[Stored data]
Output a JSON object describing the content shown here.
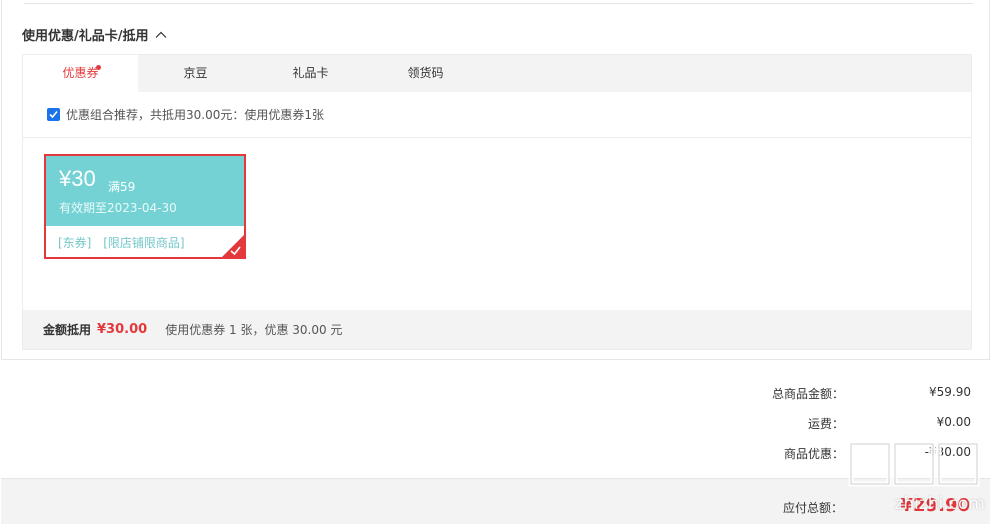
{
  "section": {
    "title": "使用优惠/礼品卡/抵用"
  },
  "tabs": [
    {
      "label": "优惠券",
      "active": true,
      "has_dot": true
    },
    {
      "label": "京豆",
      "active": false
    },
    {
      "label": "礼品卡",
      "active": false
    },
    {
      "label": "领货码",
      "active": false
    }
  ],
  "recommendation": {
    "checked": true,
    "text": "优惠组合推荐，共抵用30.00元：使用优惠券1张"
  },
  "coupon": {
    "amount": "¥30",
    "condition": "满59",
    "validity": "有效期至2023-04-30",
    "tags": [
      "[东券]",
      "[限店铺限商品]"
    ],
    "selected": true
  },
  "deduction": {
    "label": "金额抵用",
    "amount": "¥30.00",
    "detail": "使用优惠券 1 张，优惠 30.00 元"
  },
  "totals": [
    {
      "label": "总商品金额：",
      "value": "¥59.90"
    },
    {
      "label": "运费：",
      "value": "¥0.00"
    },
    {
      "label": "商品优惠：",
      "value": "-¥30.00"
    }
  ],
  "payable": {
    "label": "应付总额：",
    "value": "¥29.90"
  },
  "watermark": {
    "text": "zhizhi.com"
  },
  "colors": {
    "accent": "#e4393c",
    "coupon_bg": "#74d2d4",
    "checkbox": "#1a73e8"
  }
}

EXERCISE DIRECTIONS: Filter the listing above for the string "label" and copy every matching line.

TASK RESULT:
      "label": "优惠券",
      "label": "京豆",
      "label": "礼品卡",
      "label": "领货码",
    "label": "金额抵用",
      "label": "总商品金额：",
      "label": "运费：",
      "label": "商品优惠：",
    "label": "应付总额：",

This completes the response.